[Records from a data source]
* START *
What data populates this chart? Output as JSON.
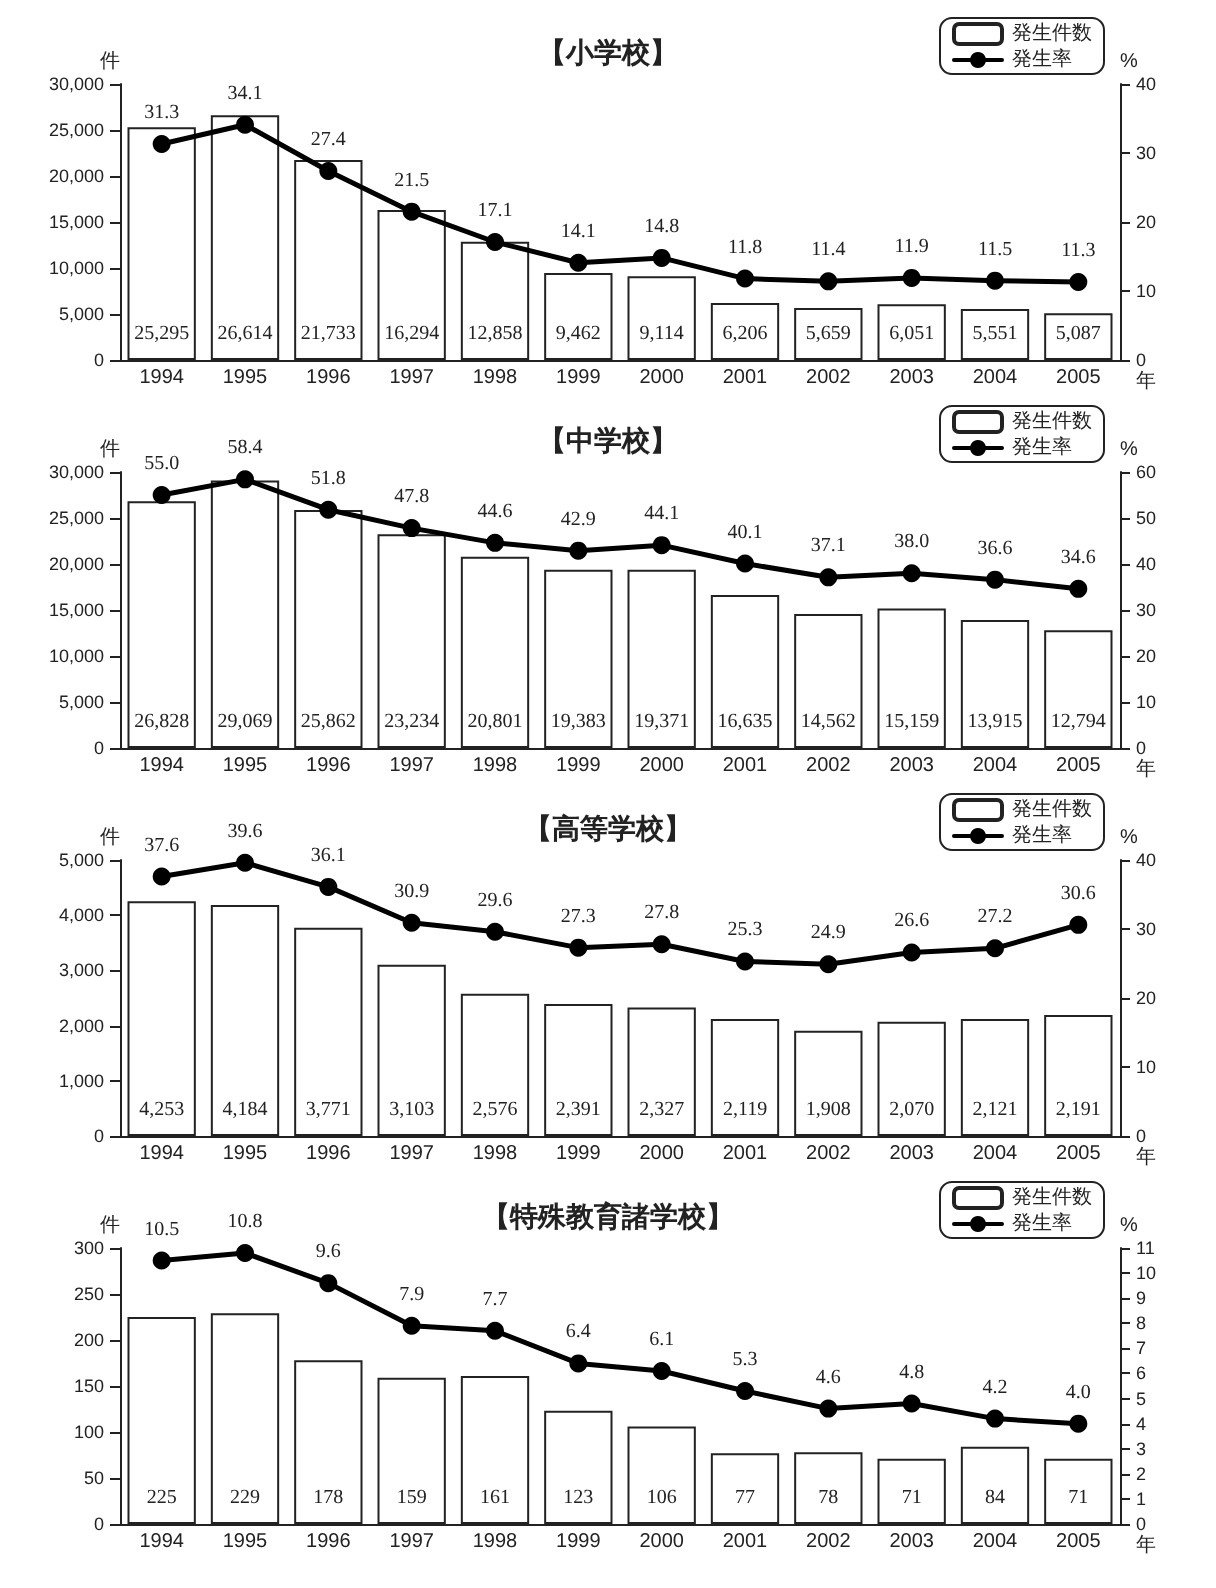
{
  "chart_data": [
    {
      "type": "bar",
      "title": "【小学校】",
      "xlabel": "年",
      "ylabel": "件",
      "y2label": "%",
      "categories": [
        "1994",
        "1995",
        "1996",
        "1997",
        "1998",
        "1999",
        "2000",
        "2001",
        "2002",
        "2003",
        "2004",
        "2005"
      ],
      "series": [
        {
          "name": "発生件数",
          "color": "#ffffff",
          "values": [
            25295,
            26614,
            21733,
            16294,
            12858,
            9462,
            9114,
            6206,
            5659,
            6051,
            5551,
            5087
          ],
          "value_labels": [
            "25,295",
            "26,614",
            "21,733",
            "16,294",
            "12,858",
            "9,462",
            "9,114",
            "6,206",
            "5,659",
            "6,051",
            "5,551",
            "5,087"
          ]
        },
        {
          "name": "発生率",
          "type": "line",
          "axis": "y2",
          "color": "#000000",
          "values": [
            31.3,
            34.1,
            27.4,
            21.5,
            17.1,
            14.1,
            14.8,
            11.8,
            11.4,
            11.9,
            11.5,
            11.3
          ],
          "value_labels": [
            "31.3",
            "34.1",
            "27.4",
            "21.5",
            "17.1",
            "14.1",
            "14.8",
            "11.8",
            "11.4",
            "11.9",
            "11.5",
            "11.3"
          ]
        }
      ],
      "ylim": [
        0,
        30000
      ],
      "yticks": [
        0,
        {
          "value": 5000,
          "label": "5,000"
        },
        {
          "value": 10000,
          "label": "10,000"
        },
        {
          "value": 15000,
          "label": "15,000"
        },
        {
          "value": 20000,
          "label": "20,000"
        },
        {
          "value": 25000,
          "label": "25,000"
        },
        {
          "value": 30000,
          "label": "30,000"
        }
      ],
      "y2lim": [
        0,
        40
      ],
      "y2ticks": [
        0,
        10,
        20,
        30,
        40
      ],
      "legend": "top right",
      "marker": "circle",
      "line_style": "solid",
      "grid": false
    },
    {
      "type": "bar",
      "title": "【中学校】",
      "xlabel": "年",
      "ylabel": "件",
      "y2label": "%",
      "categories": [
        "1994",
        "1995",
        "1996",
        "1997",
        "1998",
        "1999",
        "2000",
        "2001",
        "2002",
        "2003",
        "2004",
        "2005"
      ],
      "series": [
        {
          "name": "発生件数",
          "color": "#ffffff",
          "values": [
            26828,
            29069,
            25862,
            23234,
            20801,
            19383,
            19371,
            16635,
            14562,
            15159,
            13915,
            12794
          ],
          "value_labels": [
            "26,828",
            "29,069",
            "25,862",
            "23,234",
            "20,801",
            "19,383",
            "19,371",
            "16,635",
            "14,562",
            "15,159",
            "13,915",
            "12,794"
          ]
        },
        {
          "name": "発生率",
          "type": "line",
          "axis": "y2",
          "color": "#000000",
          "values": [
            55.0,
            58.4,
            51.8,
            47.8,
            44.6,
            42.9,
            44.1,
            40.1,
            37.1,
            38.0,
            36.6,
            34.6
          ],
          "value_labels": [
            "55.0",
            "58.4",
            "51.8",
            "47.8",
            "44.6",
            "42.9",
            "44.1",
            "40.1",
            "37.1",
            "38.0",
            "36.6",
            "34.6"
          ]
        }
      ],
      "ylim": [
        0,
        30000
      ],
      "yticks": [
        0,
        {
          "value": 5000,
          "label": "5,000"
        },
        {
          "value": 10000,
          "label": "10,000"
        },
        {
          "value": 15000,
          "label": "15,000"
        },
        {
          "value": 20000,
          "label": "20,000"
        },
        {
          "value": 25000,
          "label": "25,000"
        },
        {
          "value": 30000,
          "label": "30,000"
        }
      ],
      "y2lim": [
        0,
        60
      ],
      "y2ticks": [
        0,
        10,
        20,
        30,
        40,
        50,
        60
      ],
      "legend": "top right",
      "marker": "circle",
      "line_style": "solid",
      "grid": false
    },
    {
      "type": "bar",
      "title": "【高等学校】",
      "xlabel": "年",
      "ylabel": "件",
      "y2label": "%",
      "categories": [
        "1994",
        "1995",
        "1996",
        "1997",
        "1998",
        "1999",
        "2000",
        "2001",
        "2002",
        "2003",
        "2004",
        "2005"
      ],
      "series": [
        {
          "name": "発生件数",
          "color": "#ffffff",
          "values": [
            4253,
            4184,
            3771,
            3103,
            2576,
            2391,
            2327,
            2119,
            1908,
            2070,
            2121,
            2191
          ],
          "value_labels": [
            "4,253",
            "4,184",
            "3,771",
            "3,103",
            "2,576",
            "2,391",
            "2,327",
            "2,119",
            "1,908",
            "2,070",
            "2,121",
            "2,191"
          ]
        },
        {
          "name": "発生率",
          "type": "line",
          "axis": "y2",
          "color": "#000000",
          "values": [
            37.6,
            39.6,
            36.1,
            30.9,
            29.6,
            27.3,
            27.8,
            25.3,
            24.9,
            26.6,
            27.2,
            30.6
          ],
          "value_labels": [
            "37.6",
            "39.6",
            "36.1",
            "30.9",
            "29.6",
            "27.3",
            "27.8",
            "25.3",
            "24.9",
            "26.6",
            "27.2",
            "30.6"
          ]
        }
      ],
      "ylim": [
        0,
        5000
      ],
      "yticks": [
        0,
        {
          "value": 1000,
          "label": "1,000"
        },
        {
          "value": 2000,
          "label": "2,000"
        },
        {
          "value": 3000,
          "label": "3,000"
        },
        {
          "value": 4000,
          "label": "4,000"
        },
        {
          "value": 5000,
          "label": "5,000"
        }
      ],
      "y2lim": [
        0,
        40
      ],
      "y2ticks": [
        0,
        10,
        20,
        30,
        40
      ],
      "legend": "top right",
      "marker": "circle",
      "line_style": "solid",
      "grid": false
    },
    {
      "type": "bar",
      "title": "【特殊教育諸学校】",
      "xlabel": "年",
      "ylabel": "件",
      "y2label": "%",
      "categories": [
        "1994",
        "1995",
        "1996",
        "1997",
        "1998",
        "1999",
        "2000",
        "2001",
        "2002",
        "2003",
        "2004",
        "2005"
      ],
      "series": [
        {
          "name": "発生件数",
          "color": "#ffffff",
          "values": [
            225,
            229,
            178,
            159,
            161,
            123,
            106,
            77,
            78,
            71,
            84,
            71
          ],
          "value_labels": [
            "225",
            "229",
            "178",
            "159",
            "161",
            "123",
            "106",
            "77",
            "78",
            "71",
            "84",
            "71"
          ]
        },
        {
          "name": "発生率",
          "type": "line",
          "axis": "y2",
          "color": "#000000",
          "values": [
            10.5,
            10.8,
            9.6,
            7.9,
            7.7,
            6.4,
            6.1,
            5.3,
            4.6,
            4.8,
            4.2,
            4.0
          ],
          "value_labels": [
            "10.5",
            "10.8",
            "9.6",
            "7.9",
            "7.7",
            "6.4",
            "6.1",
            "5.3",
            "4.6",
            "4.8",
            "4.2",
            "4.0"
          ]
        }
      ],
      "ylim": [
        0,
        300
      ],
      "yticks": [
        0,
        50,
        100,
        150,
        200,
        250,
        300
      ],
      "y2lim": [
        0,
        11
      ],
      "y2ticks": [
        0,
        1,
        2,
        3,
        4,
        5,
        6,
        7,
        8,
        9,
        10,
        11
      ],
      "legend": "top right",
      "marker": "circle",
      "line_style": "solid",
      "grid": false
    }
  ]
}
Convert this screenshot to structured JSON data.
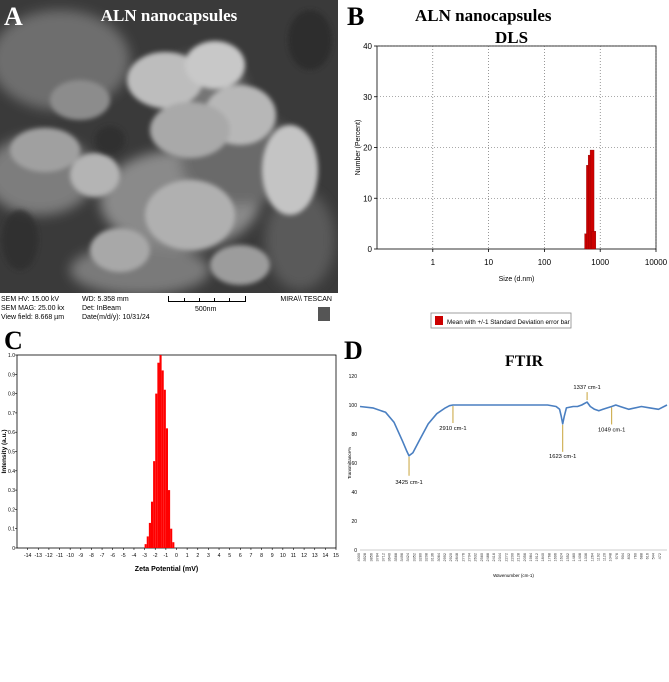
{
  "panels": {
    "A": {
      "letter": "A",
      "title": "ALN nanocapsules",
      "info": {
        "col1": [
          "SEM HV: 15.00 kV",
          "SEM MAG: 25.00 kx",
          "View field: 8.668 µm"
        ],
        "col2": [
          "WD: 5.358 mm",
          "Det: InBeam",
          "Date(m/d/y): 10/31/24"
        ],
        "scale_label": "500nm",
        "brand": "MIRA\\\\ TESCAN"
      }
    },
    "B": {
      "letter": "B",
      "title_line1": "ALN nanocapsules",
      "title_line2": "DLS"
    },
    "C": {
      "letter": "C"
    },
    "D": {
      "letter": "D",
      "title": "FTIR"
    }
  },
  "chart_data": [
    {
      "id": "dls",
      "type": "bar",
      "xlabel": "Size (d.nm)",
      "ylabel": "Number (Percent)",
      "x_scale": "log",
      "xlim": [
        0.1,
        10000
      ],
      "ylim": [
        0,
        40
      ],
      "x_ticks": [
        "1",
        "10",
        "100",
        "1000",
        "10000"
      ],
      "y_ticks": [
        "0",
        "10",
        "20",
        "30",
        "40"
      ],
      "grid": true,
      "bins": [
        {
          "x": 570,
          "value": 3
        },
        {
          "x": 615,
          "value": 16.5
        },
        {
          "x": 660,
          "value": 18.5
        },
        {
          "x": 715,
          "value": 19.5
        },
        {
          "x": 770,
          "value": 3.5
        }
      ],
      "bar_color": "#cc0000",
      "legend": "Mean with +/-1 Standard Deviation error bar"
    },
    {
      "id": "zeta",
      "type": "bar",
      "xlabel": "Zeta Potential (mV)",
      "ylabel": "Intensity (a.u.)",
      "xlim": [
        -15,
        15
      ],
      "ylim": [
        0,
        1.0
      ],
      "x_ticks": [
        "-14",
        "-13",
        "-12",
        "-11",
        "-10",
        "-9",
        "-8",
        "-7",
        "-6",
        "-5",
        "-4",
        "-3",
        "-2",
        "-1",
        "0",
        "1",
        "2",
        "3",
        "4",
        "5",
        "6",
        "7",
        "8",
        "9",
        "10",
        "11",
        "12",
        "13",
        "14",
        "15"
      ],
      "y_ticks": [
        "0",
        "0.1",
        "0.2",
        "0.3",
        "0.4",
        "0.5",
        "0.6",
        "0.7",
        "0.8",
        "0.9",
        "1.0"
      ],
      "bins": [
        {
          "x": -2.9,
          "value": 0.02
        },
        {
          "x": -2.7,
          "value": 0.06
        },
        {
          "x": -2.5,
          "value": 0.13
        },
        {
          "x": -2.3,
          "value": 0.24
        },
        {
          "x": -2.1,
          "value": 0.45
        },
        {
          "x": -1.9,
          "value": 0.8
        },
        {
          "x": -1.7,
          "value": 0.96
        },
        {
          "x": -1.5,
          "value": 1.0
        },
        {
          "x": -1.3,
          "value": 0.92
        },
        {
          "x": -1.1,
          "value": 0.82
        },
        {
          "x": -0.9,
          "value": 0.62
        },
        {
          "x": -0.7,
          "value": 0.3
        },
        {
          "x": -0.5,
          "value": 0.1
        },
        {
          "x": -0.3,
          "value": 0.03
        }
      ],
      "bar_color": "#ff0000"
    },
    {
      "id": "ftir",
      "type": "line",
      "xlabel": "Wavenumber (cm-1)",
      "ylabel": "Transmittance%",
      "xlim": [
        4000,
        400
      ],
      "ylim": [
        0,
        120
      ],
      "y_ticks": [
        "0",
        "20",
        "40",
        "60",
        "80",
        "100",
        "120"
      ],
      "x_ticks": [
        "4000",
        "3928",
        "3856",
        "3784",
        "3712",
        "3640",
        "3568",
        "3496",
        "3424",
        "3352",
        "3280",
        "3208",
        "3136",
        "3064",
        "2992",
        "2920",
        "2848",
        "2776",
        "2704",
        "2632",
        "2560",
        "2488",
        "2416",
        "2344",
        "2272",
        "2200",
        "2128",
        "2056",
        "1984",
        "1912",
        "1840",
        "1768",
        "1696",
        "1624",
        "1552",
        "1480",
        "1408",
        "1336",
        "1264",
        "1192",
        "1120",
        "1048",
        "976",
        "904",
        "832",
        "760",
        "688",
        "616",
        "544",
        "472"
      ],
      "x": [
        4000,
        3850,
        3700,
        3600,
        3500,
        3450,
        3425,
        3380,
        3300,
        3200,
        3100,
        3000,
        2950,
        2910,
        2850,
        2700,
        2400,
        2100,
        1800,
        1700,
        1660,
        1640,
        1623,
        1605,
        1580,
        1500,
        1450,
        1400,
        1337,
        1300,
        1250,
        1200,
        1150,
        1100,
        1049,
        1000,
        950,
        850,
        700,
        600,
        500,
        400
      ],
      "y": [
        99,
        98,
        95,
        88,
        75,
        68,
        65,
        67,
        76,
        87,
        94,
        98,
        99.5,
        100,
        100,
        100,
        100,
        100,
        100,
        99,
        97,
        92,
        87,
        92,
        98,
        99,
        99,
        100,
        102,
        99,
        97,
        96,
        97,
        98,
        99,
        100,
        99,
        97,
        99,
        98,
        97,
        100
      ],
      "annotations": [
        {
          "x": 3425,
          "y": 65,
          "label": "3425 cm-1"
        },
        {
          "x": 2910,
          "y": 100,
          "label": "2910 cm-1"
        },
        {
          "x": 1623,
          "y": 87,
          "label": "1623 cm-1"
        },
        {
          "x": 1337,
          "y": 102,
          "label": "1337 cm-1"
        },
        {
          "x": 1049,
          "y": 99,
          "label": "1049 cm-1"
        }
      ],
      "line_color": "#4a7fc1"
    }
  ]
}
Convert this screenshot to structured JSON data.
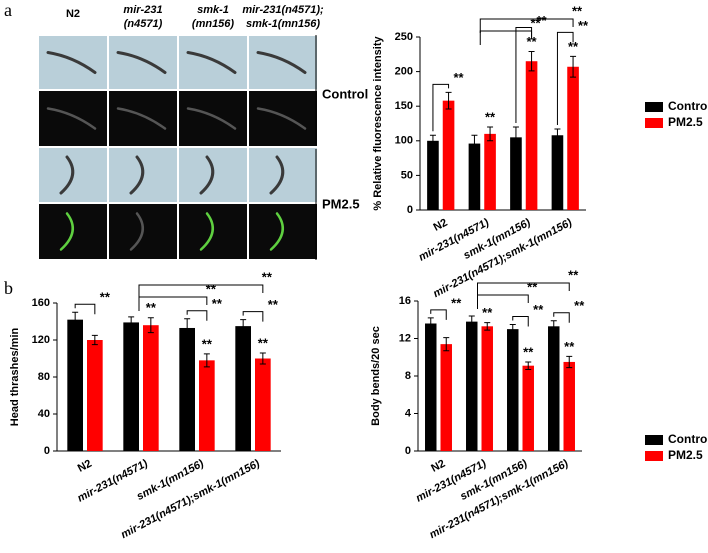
{
  "panel_labels": [
    "a",
    "b"
  ],
  "image_panel": {
    "columns": [
      [
        "N2"
      ],
      [
        "mir-231",
        "(n4571)"
      ],
      [
        "smk-1",
        "(mn156)"
      ],
      [
        "mir-231(n4571);",
        "smk-1(mn156)"
      ]
    ],
    "rows": [
      "Control",
      "PM2.5"
    ]
  },
  "chart_data": [
    {
      "type": "bar",
      "ylabel": "% Relative fluorescence intensity",
      "categories": [
        "N2",
        "mir-231(n4571)",
        "smk-1(mn156)",
        "mir-231(n4571);smk-1(mn156)"
      ],
      "series": [
        {
          "name": "Control",
          "color": "#000000",
          "values": [
            100,
            96,
            105,
            108
          ],
          "errors": [
            8,
            12,
            15,
            9
          ]
        },
        {
          "name": "PM2.5",
          "color": "#ff0000",
          "values": [
            158,
            110,
            215,
            207
          ],
          "errors": [
            12,
            10,
            14,
            15
          ]
        }
      ],
      "star_labels": [
        null,
        "**",
        "**",
        "**"
      ],
      "pair_labels": [
        "**",
        null,
        "**",
        "**"
      ],
      "cross_labels": [
        "**",
        "**"
      ],
      "ylim": [
        0,
        250
      ],
      "yticks": [
        0,
        50,
        100,
        150,
        200,
        250
      ],
      "legend": "right"
    },
    {
      "type": "bar",
      "ylabel": "Head thrashes/min",
      "categories": [
        "N2",
        "mir-231(n4571)",
        "smk-1(mn156)",
        "mir-231(n4571);smk-1(mn156)"
      ],
      "series": [
        {
          "color": "#000000",
          "values": [
            142,
            139,
            133,
            135
          ],
          "errors": [
            8,
            6,
            10,
            7
          ]
        },
        {
          "color": "#ff0000",
          "values": [
            120,
            136,
            98,
            100
          ],
          "errors": [
            5,
            8,
            7,
            6
          ]
        }
      ],
      "star_labels": [
        null,
        "**",
        "**",
        "**"
      ],
      "pair_labels": [
        "**",
        null,
        "**",
        "**"
      ],
      "cross_labels": [
        "**",
        "**"
      ],
      "ylim": [
        0,
        160
      ],
      "yticks": [
        0,
        40,
        80,
        120,
        160
      ]
    },
    {
      "type": "bar",
      "ylabel": "Body bends/20 sec",
      "categories": [
        "N2",
        "mir-231(n4571)",
        "smk-1(mn156)",
        "mir-231(n4571);smk-1(mn156)"
      ],
      "series": [
        {
          "name": "Control",
          "color": "#000000",
          "values": [
            13.6,
            13.8,
            13.0,
            13.3
          ],
          "errors": [
            0.6,
            0.6,
            0.5,
            0.6
          ]
        },
        {
          "name": "PM2.5",
          "color": "#ff0000",
          "values": [
            11.4,
            13.3,
            9.1,
            9.5
          ],
          "errors": [
            0.7,
            0.4,
            0.4,
            0.6
          ]
        }
      ],
      "star_labels": [
        null,
        "**",
        "**",
        "**"
      ],
      "pair_labels": [
        "**",
        null,
        "**",
        "**"
      ],
      "cross_labels": [
        "**",
        "**"
      ],
      "ylim": [
        0,
        16
      ],
      "yticks": [
        0,
        4,
        8,
        12,
        16
      ],
      "legend": "right"
    }
  ]
}
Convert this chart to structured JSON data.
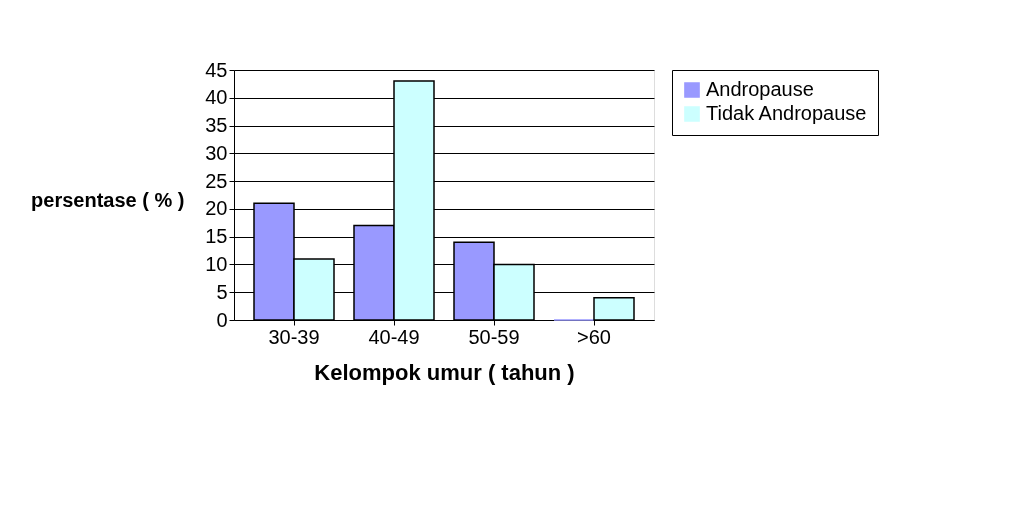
{
  "chart_data": {
    "type": "bar",
    "xlabel": "Kelompok umur ( tahun )",
    "ylabel": "persentase ( % )",
    "categories": [
      "30-39",
      "40-49",
      "50-59",
      ">60"
    ],
    "series": [
      {
        "name": "Andropause",
        "color": "#9999ff",
        "values": [
          21,
          17,
          14,
          0
        ]
      },
      {
        "name": "Tidak Andropause",
        "color": "#ccffff",
        "values": [
          11,
          43,
          10,
          4
        ]
      }
    ],
    "ylim": [
      0,
      45
    ],
    "yticks": [
      0,
      5,
      10,
      15,
      20,
      25,
      30,
      35,
      40,
      45
    ],
    "grid": "y",
    "legend": "right"
  }
}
* END *
Problem details ▸ Pick out the lines containing the word "Andropause" and show them.

Complete response ▸
        "name": "Andropause",
        "name": "Tidak Andropause",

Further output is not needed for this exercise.